Task item> Filter the data for lines with the word "diejenigen" and copy those lines.

Given entries>
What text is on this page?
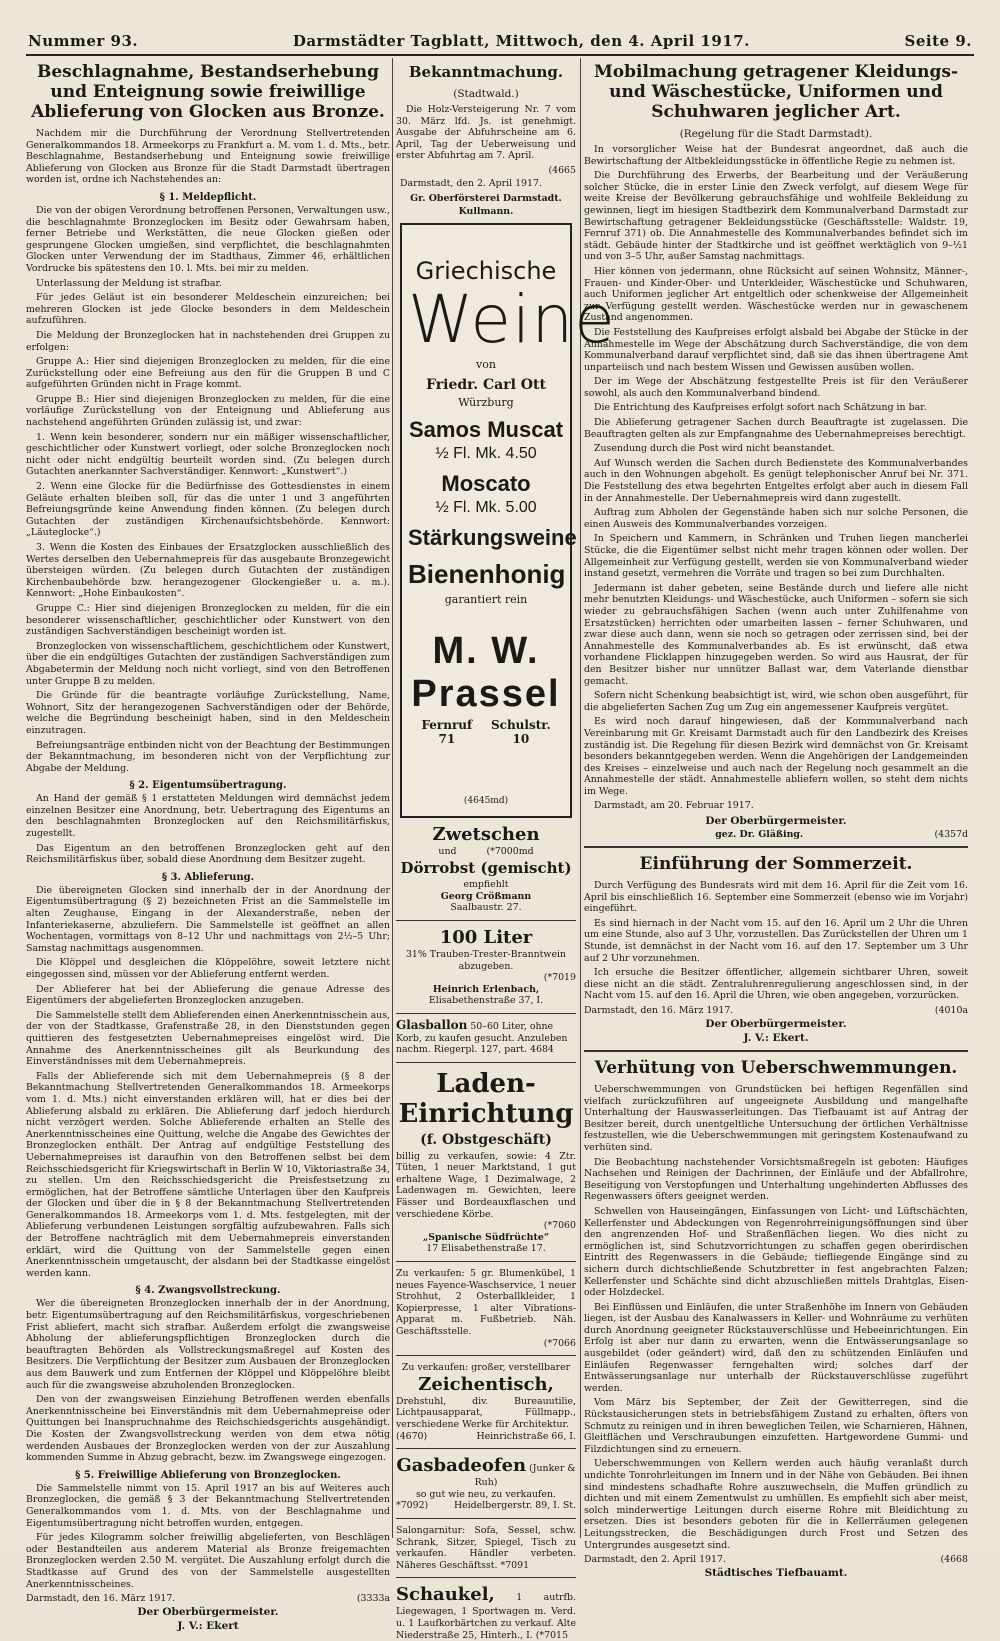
Nummer 93.	Darmstädter Tagblatt, Mittwoch, den 4. April 1917.	Seite 9.
Beschlagnahme, Bestandserhebung und Enteignung sowie freiwillige Ablieferung von Glocken aus Bronze.

Nachdem mir die Durchführung der Verordnung Stellvertretenden Generalkommandos 18. Armeekorps zu Frankfurt a. M. vom 1. d. Mts., betr. Beschlagnahme, Bestandserhebung und Enteignung sowie freiwillige Ablieferung von Glocken aus Bronze für die Stadt Darmstadt übertragen worden ist, ordne ich Nachstehendes an:

§ 1. Meldepflicht.

Die von der obigen Verordnung betroffenen Personen, Verwaltungen usw., die beschlagnahmte Bronzeglocken im Besitz oder Gewahrsam haben, ferner Betriebe und Werkstätten, die neue Glocken gießen oder gesprungene Glocken umgießen, sind verpflichtet, die beschlagnahmten Glocken unter Verwendung der im Stadthaus, Zimmer 46, erhältlichen Vordrucke bis spätestens den 10. l. Mts. bei mir zu melden.

Unterlassung der Meldung ist strafbar.

Für jedes Geläut ist ein besonderer Meldeschein einzureichen; bei mehreren Glocken ist jede Glocke besonders in dem Meldeschein aufzuführen.

Die Meldung der Bronzeglocken hat in nachstehenden drei Gruppen zu erfolgen:

Gruppe A.: Hier sind diejenigen Bronzeglocken zu melden, für die eine Zurückstellung oder eine Befreiung aus den für die Gruppen B und C aufgeführten Gründen nicht in Frage kommt.

Gruppe B.: Hier sind diejenigen Bronzeglocken zu melden, für die eine vorläufige Zurückstellung von der Enteignung und Ablieferung aus nachstehend angeführten Gründen zulässig ist, und zwar:

1. Wenn kein besonderer, sondern nur ein mäßiger wissenschaftlicher, geschichtlicher oder Kunstwert vorliegt, oder solche Bronzeglocken noch nicht oder nicht endgültig beurteilt worden sind. (Zu belegen durch Gutachten anerkannter Sachverständiger. Kennwort: „Kunstwert“.)

2. Wenn eine Glocke für die Bedürfnisse des Gottesdienstes in einem Geläute erhalten bleiben soll, für das die unter 1 und 3 angeführten Befreiungsgründe keine Anwendung finden können. (Zu belegen durch Gutachten der zuständigen Kirchenaufsichtsbehörde. Kennwort: „Läuteglocke“.)

3. Wenn die Kosten des Einbaues der Ersatzglocken ausschließlich des Wertes derselben den Uebernahmepreis für das ausgebaute Bronzegewicht übersteigen würden. (Zu belegen durch Gutachten der zuständigen Kirchenbaubehörde bzw. herangezogener Glockengießer u. a. m.). Kennwort: „Hohe Einbaukosten“.

Gruppe C.: Hier sind diejenigen Bronzeglocken zu melden, für die ein besonderer wissenschaftlicher, geschichtlicher oder Kunstwert von den zuständigen Sachverständigen bescheinigt worden ist.

Bronzeglocken von wissenschaftlichem, geschichtlichem oder Kunstwert, über die ein endgültiges Gutachten der zuständigen Sachverständigen zum Abgabetermin der Meldung noch nicht vorliegt, sind von den Betroffenen unter Gruppe B zu melden.

Die Gründe für die beantragte vorläufige Zurückstellung, Name, Wohnort, Sitz der herangezogenen Sachverständigen oder der Behörde, welche die Begründung bescheinigt haben, sind in den Meldeschein einzutragen.

Befreiungsanträge entbinden nicht von der Beachtung der Bestimmungen der Bekanntmachung, im besonderen nicht von der Verpflichtung zur Abgabe der Meldung.

§ 2. Eigentumsübertragung.

An Hand der gemäß § 1 erstatteten Meldungen wird demnächst jedem einzelnen Besitzer eine Anordnung, betr. Uebertragung des Eigentums an den beschlagnahmten Bronzeglocken auf den Reichsmilitärfiskus, zugestellt.

Das Eigentum an den betroffenen Bronzeglocken geht auf den Reichsmilitärfiskus über, sobald diese Anordnung dem Besitzer zugeht.

§ 3. Ablieferung.

Die übereigneten Glocken sind innerhalb der in der Anordnung der Eigentumsübertragung (§ 2) bezeichneten Frist an die Sammelstelle im alten Zeughause, Eingang in der Alexanderstraße, neben der Infanteriekaserne, abzuliefern. Die Sammelstelle ist geöffnet an allen Wochentagen, vormittags von 8–12 Uhr und nachmittags von 2½–5 Uhr; Samstag nachmittags ausgenommen.

Die Klöppel und desgleichen die Klöppelöhre, soweit letztere nicht eingegossen sind, müssen vor der Ablieferung entfernt werden.

Der Ablieferer hat bei der Ablieferung die genaue Adresse des Eigentümers der abgelieferten Bronzeglocken anzugeben.

Die Sammelstelle stellt dem Ablieferenden einen Anerkenntnisschein aus, der von der Stadtkasse, Grafenstraße 28, in den Dienststunden gegen quittieren des festgesetzten Uebernahmepreises eingelöst wird. Die Annahme des Anerkenntnisscheines gilt als Beurkundung des Einverständnisses mit dem Uebernahmepreis.

Falls der Ablieferende sich mit dem Uebernahmepreis (§ 8 der Bekanntmachung Stellvertretenden Generalkommandos 18. Armeekorps vom 1. d. Mts.) nicht einverstanden erklären will, hat er dies bei der Ablieferung alsbald zu erklären. Die Ablieferung darf jedoch hierdurch nicht verzögert werden. Solche Ablieferende erhalten an Stelle des Anerkenntnisscheines eine Quittung, welche die Angabe des Gewichtes der Bronzeglocken enthält. Der Antrag auf endgültige Feststellung des Uebernahmepreises ist daraufhin von den Betroffenen selbst bei dem Reichsschiedsgericht für Kriegswirtschaft in Berlin W 10, Viktoriastraße 34, zu stellen. Um den Reichsschiedsgericht die Preisfestsetzung zu ermöglichen, hat der Betroffene sämtliche Unterlagen über den Kaufpreis der Glocken und über die in § 8 der Bekanntmachung Stellvertretenden Generalkommandos 18. Armeekorps vom 1. d. Mts. festgelegten, mit der Ablieferung verbundenen Leistungen sorgfältig aufzubewahren. Falls sich der Betroffene nachträglich mit dem Uebernahmepreis einverstanden erklärt, wird die Quittung von der Sammelstelle gegen einen Anerkenntnisschein umgetauscht, der alsdann bei der Stadtkasse eingelöst werden kann.

§ 4. Zwangsvollstreckung.

Wer die übereigneten Bronzeglocken innerhalb der in der Anordnung, betr. Eigentumsübertragung auf den Reichsmilitärfiskus, vorgeschriebenen Frist abliefert, macht sich strafbar. Außerdem erfolgt die zwangsweise Abholung der ablieferungspflichtigen Bronzeglocken durch die beauftragten Behörden als Vollstreckungsmaßregel auf Kosten des Besitzers. Die Verpflichtung der Besitzer zum Ausbauen der Bronzeglocken aus dem Bauwerk und zum Entfernen der Klöppel und Klöppelöhre bleibt auch für die zwangsweise abzuholenden Bronzeglocken.

Den von der zwangsweisen Einziehung Betroffenen werden ebenfalls Anerkenntnisscheine bei Einverständnis mit dem Uebernahmepreise oder Quittungen bei Inanspruchnahme des Reichschiedsgerichts ausgehändigt. Die Kosten der Zwangsvollstreckung werden von dem etwa nötig werdenden Ausbaues der Bronzeglocken werden von der zur Auszahlung kommenden Summe in Abzug gebracht, bezw. im Zwangswege eingezogen.

§ 5. Freiwillige Ablieferung von Bronzeglocken.

Die Sammelstelle nimmt von 15. April 1917 an bis auf Weiteres auch Bronzeglocken, die gemäß § 3 der Bekanntmachung Stellvertretenden Generalkommandos vom 1. d. Mts. von der Beschlagnahme und Eigentumsübertragung nicht betroffen wurden, entgegen.

Für jedes Kilogramm solcher freiwillig abgelieferten, von Beschlägen oder Bestandteilen aus anderem Material als Bronze freigemachten Bronzeglocken werden 2.50 M. vergütet. Die Auszahlung erfolgt durch die Stadtkasse auf Grund des von der Sammelstelle ausgestellten Anerkenntnisscheines.

Darmstadt, den 16. März 1917.	(3333a
Der Oberbürgermeister.
J. V.: Ekert
Bekanntmachung.
(Stadtwald.)

Die Holz-Versteigerung Nr. 7 vom 30. März lfd. Js. ist genehmigt. Ausgabe der Abfuhrscheine am 6. April, Tag der Ueberweisung und erster Abfuhrtag am 7. April.

(4665

Darmstadt, den 2. April 1917.

Gr. Oberförsterei Darmstadt.
Kullmann.
Griechische
Weine
von
Friedr. Carl Ott
Würzburg
Samos Muscat
½ Fl. Mk. 4.50
Moscato
½ Fl. Mk. 5.00
Stärkungsweine
Bienenhonig
garantiert rein
M. W. Prassel
Fernruf 71
Schulstr. 10
(4645md)
Zwetschen
und	(*7000md
Dörrobst (gemischt)
empfiehlt
Georg Crößmann
Saalbaustr. 27.
100 Liter
31% Trauben-Trester-Branntwein abzugeben.
(*7019
Heinrich Erlenbach,
Elisabethenstraße 37, I.
Glasballon 50–60 Liter, ohne Korb, zu kaufen gesucht. Anzuleben nachm. Riegerpl. 127, part. 4684
Laden-
Einrichtung
(f. Obstgeschäft)
billig zu verkaufen, sowie: 4 Ztr. Tüten, 1 neuer Marktstand, 1 gut erhaltene Wage, 1 Dezimalwage, 2 Ladenwagen m. Gewichten, leere Fässer und Bordeauxflaschen und verschiedene Körbe.
(*7060
„Spanische Südfrüchte“
17 Elisabethenstraße 17.
Zu verkaufen: 5 gr. Blumenkübel, 1 neues Fayence-Waschservice, 1 neuer Strohhut, 2 Osterballkleider, 1 Kopierpresse, 1 alter Vibrations-Apparat m. Fußbetrieb. Näh. Geschäftsstelle.
(*7066
Zu verkaufen: großer, verstellbarer
Zeichentisch,
Drehstuhl, div. Bureauutilie, Lichtpausapparat, Füllmapp., verschiedene Werke für Architektur.
(4670)	Heinrichstraße 66, I.
Gasbadeofen (Junker & Ruh)
so gut wie neu, zu verkaufen.
*7092)	Heidelbergerstr. 89, I. St.
Salongarnitur: Sofa, Sessel, schw. Schrank, Sitzer, Spiegel, Tisch zu verkaufen. Händler verbeten. Näheres Geschäftsst. *7091
Schaukel, 1 autrfb. Liegewagen, 1 Sportwagen m. Verd. u. 1 Laufkorbärtchen zu verkauf. Alte Niederstraße 25, Hinterh., I. (*7015
Mobilmachung getragener Kleidungs- und Wäschestücke, Uniformen und Schuhwaren jeglicher Art.
(Regelung für die Stadt Darmstadt).

In vorsorglicher Weise hat der Bundesrat angeordnet, daß auch die Bewirtschaftung der Altbekleidungsstücke in öffentliche Regie zu nehmen ist.

Die Durchführung des Erwerbs, der Bearbeitung und der Veräußerung solcher Stücke, die in erster Linie den Zweck verfolgt, auf diesem Wege für weite Kreise der Bevölkerung gebrauchsfähige und wohlfeile Bekleidung zu gewinnen, liegt im hiesigen Stadtbezirk dem Kommunalverband Darmstadt zur Bewirtschaftung getragener Bekleidungsstücke (Geschäftsstelle: Waldstr. 19, Fernruf 371) ob. Die Annahmestelle des Kommunalverbandes befindet sich im städt. Gebäude hinter der Stadtkirche und ist geöffnet werktäglich von 9–½1 und von 3–5 Uhr, außer Samstag nachmittags.

Hier können von jedermann, ohne Rücksicht auf seinen Wohnsitz, Männer-, Frauen- und Kinder-Ober- und Unterkleider, Wäschestücke und Schuhwaren, auch Uniformen jeglicher Art entgeltlich oder schenkweise der Allgemeinheit zur Verfügung gestellt werden. Wäschestücke werden nur in gewaschenem Zustand angenommen.

Die Feststellung des Kaufpreises erfolgt alsbald bei Abgabe der Stücke in der Annahmestelle im Wege der Abschätzung durch Sachverständige, die von dem Kommunalverband darauf verpflichtet sind, daß sie das ihnen übertragene Amt unparteiisch und nach bestem Wissen und Gewissen ausüben wollen.

Der im Wege der Abschätzung festgestellte Preis ist für den Veräußerer sowohl, als auch den Kommunalverband bindend.

Die Entrichtung des Kaufpreises erfolgt sofort nach Schätzung in bar.

Die Ablieferung getragener Sachen durch Beauftragte ist zugelassen. Die Beauftragten gelten als zur Empfangnahme des Uebernahmepreises berechtigt.

Zusendung durch die Post wird nicht beanstandet.

Auf Wunsch werden die Sachen durch Bedienstete des Kommunalverbandes auch in den Wohnungen abgeholt. Es genügt telephonischer Anruf bei Nr. 371. Die Feststellung des etwa begehrten Entgeltes erfolgt aber auch in diesem Fall in der Annahmestelle. Der Uebernahmepreis wird dann zugestellt.

Auftrag zum Abholen der Gegenstände haben sich nur solche Personen, die einen Ausweis des Kommunalverbandes vorzeigen.

In Speichern und Kammern, in Schränken und Truhen liegen mancherlei Stücke, die die Eigentümer selbst nicht mehr tragen können oder wollen. Der Allgemeinheit zur Verfügung gestellt, werden sie von Kommunalverband wieder instand gesetzt, vermehren die Vorräte und tragen so bei zum Durchhalten.

Jedermann ist daher gebeten, seine Bestände durch und liefere alle nicht mehr benutzten Kleidungs- und Wäschestücke, auch Uniformen – sofern sie sich wieder zu gebrauchsfähigen Sachen (wenn auch unter Zuhilfenahme von Ersatzstücken) herrichten oder umarbeiten lassen – ferner Schuhwaren, und zwar diese auch dann, wenn sie noch so getragen oder zerrissen sind, bei der Annahmestelle des Kommunalverbandes ab. Es ist erwünscht, daß etwa vorhandene Flicklappen hinzugegeben werden. So wird aus Hausrat, der für den Besitzer bisher nur unnützer Ballast war, dem Vaterlande dienstbar gemacht.

Sofern nicht Schenkung beabsichtigt ist, wird, wie schon oben ausgeführt, für die abgelieferten Sachen Zug um Zug ein angemessener Kaufpreis vergütet.

Es wird noch darauf hingewiesen, daß der Kommunalverband nach Vereinbarung mit Gr. Kreisamt Darmstadt auch für den Landbezirk des Kreises zuständig ist. Die Regelung für diesen Bezirk wird demnächst von Gr. Kreisamt besonders bekanntgegeben werden. Wenn die Angehörigen der Landgemeinden des Kreises – einzelweise und auch nach der Regelung noch gesammelt an die Annahmestelle der städt. Annahmestelle abliefern wollen, so steht dem nichts im Wege.

Darmstadt, am 20. Februar 1917.

Der Oberbürgermeister.
gez. Dr. Gläßing.	(4357d
Einführung der Sommerzeit.

Durch Verfügung des Bundesrats wird mit dem 16. April für die Zeit vom 16. April bis einschließlich 16. September eine Sommerzeit (ebenso wie im Vorjahr) eingeführt.

Es sind hiernach in der Nacht vom 15. auf den 16. April um 2 Uhr die Uhren um eine Stunde, also auf 3 Uhr, vorzustellen. Das Zurückstellen der Uhren um 1 Stunde, ist demnächst in der Nacht vom 16. auf den 17. September um 3 Uhr auf 2 Uhr vorzunehmen.

Ich ersuche die Besitzer öffentlicher, allgemein sichtbarer Uhren, soweit diese nicht an die städt. Zentraluhrenregulierung angeschlossen sind, in der Nacht vom 15. auf den 16. April die Uhren, wie oben angegeben, vorzurücken.

Darmstadt, den 16. März 1917.	(4010a
Der Oberbürgermeister.
J. V.: Ekert.
Verhütung von Ueberschwemmungen.

Ueberschwemmungen von Grundstücken bei heftigen Regenfällen sind vielfach zurückzuführen auf ungeeignete Ausbildung und mangelhafte Unterhaltung der Hauswasserleitungen. Das Tiefbauamt ist auf Antrag der Besitzer bereit, durch unentgeltliche Untersuchung der örtlichen Verhältnisse festzustellen, wie die Ueberschwemmungen mit geringstem Kostenaufwand zu verhüten sind.

Die Beobachtung nachstehender Vorsichtsmaßregeln ist geboten: Häufiges Nachsehen und Reinigen der Dachrinnen, der Einläufe und der Abfallrohre, Beseitigung von Verstopfungen und Unterhaltung ungehinderten Abflusses des Regenwassers öfters geeignet werden.

Schwellen von Hauseingängen, Einfassungen von Licht- und Lüftschächten, Kellerfenster und Abdeckungen von Regenrohrreinigungsöffnungen sind über den angrenzenden Hof- und Straßenflächen liegen. Wo dies nicht zu ermöglichen ist, sind Schutzvorrichtungen zu schaffen gegen oberirdischen Eintritt des Regenwassers in die Gebäude; tiefliegende Eingänge sind zu sichern durch dichtschließende Schutzbretter in fest angebrachten Falzen; Kellerfenster und Schächte sind dicht abzuschließen mittels Drahtglas, Eisen- oder Holzdeckel.

Bei Einflüssen und Einläufen, die unter Straßenhöhe im Innern von Gebäuden liegen, ist der Ausbau des Kanalwassers in Keller- und Wohnräume zu verhüten durch Anordnung geeigneter Rückstauverschlüsse und Hebeeinrichtungen. Ein Erfolg ist aber nur dann zu erwarten, wenn die Entwässerungsanlage so ausgebildet (oder geändert) wird, daß den zu schützenden Einläufen und Einläufen Regenwasser ferngehalten wird; solches darf der Entwässerungsanlage nur unterhalb der Rückstauverschlüsse zugeführt werden.

Vom März bis September, der Zeit der Gewitterregen, sind die Rückstausicherungen stets in betriebsfähigem Zustand zu erhalten, öfters von Schmutz zu reinigen und in ihren beweglichen Teilen, wie Scharnieren, Hähnen, Gleitflächen und Verschraubungen einzufetten. Hartgewordene Gummi- und Filzdichtungen sind zu erneuern.

Ueberschwemmungen von Kellern werden auch häufig veranlaßt durch undichte Tonrohrleitungen im Innern und in der Nähe von Gebäuden. Bei ihnen sind mindestens schadhafte Rohre auszuwechseln, die Muffen gründlich zu dichten und mit einem Zementwulst zu umhüllen. Es empfiehlt sich aber meist, solch minderwertige Leitungen durch eiserne Rohre mit Bleidichtung zu ersetzen. Dies ist besonders geboten für die in Kellerräumen gelegenen Leitungsstrecken, die Beschädigungen durch Frost und Setzen des Untergrundes ausgesetzt sind.

Darmstadt, den 2. April 1917.	(4668
Städtisches Tiefbauamt.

Exercise response>
Gruppe A.: Hier sind diejenigen Bronzeglocken zu melden, für die eine Zurückstellung oder eine Befreiung aus den für die Gruppen B und C aufgeführten Gründen nicht in Frage kommt.
Gruppe B.: Hier sind diejenigen Bronzeglocken zu melden, für die eine vorläufige Zurückstellung von der Enteignung und Ablieferung aus nachstehend angeführten Gründen zulässig ist, und zwar:
Gruppe C.: Hier sind diejenigen Bronzeglocken zu melden, für die ein besonderer wissenschaftlicher, geschichtlicher oder Kunstwert von den zuständigen Sachverständigen bescheinigt worden ist.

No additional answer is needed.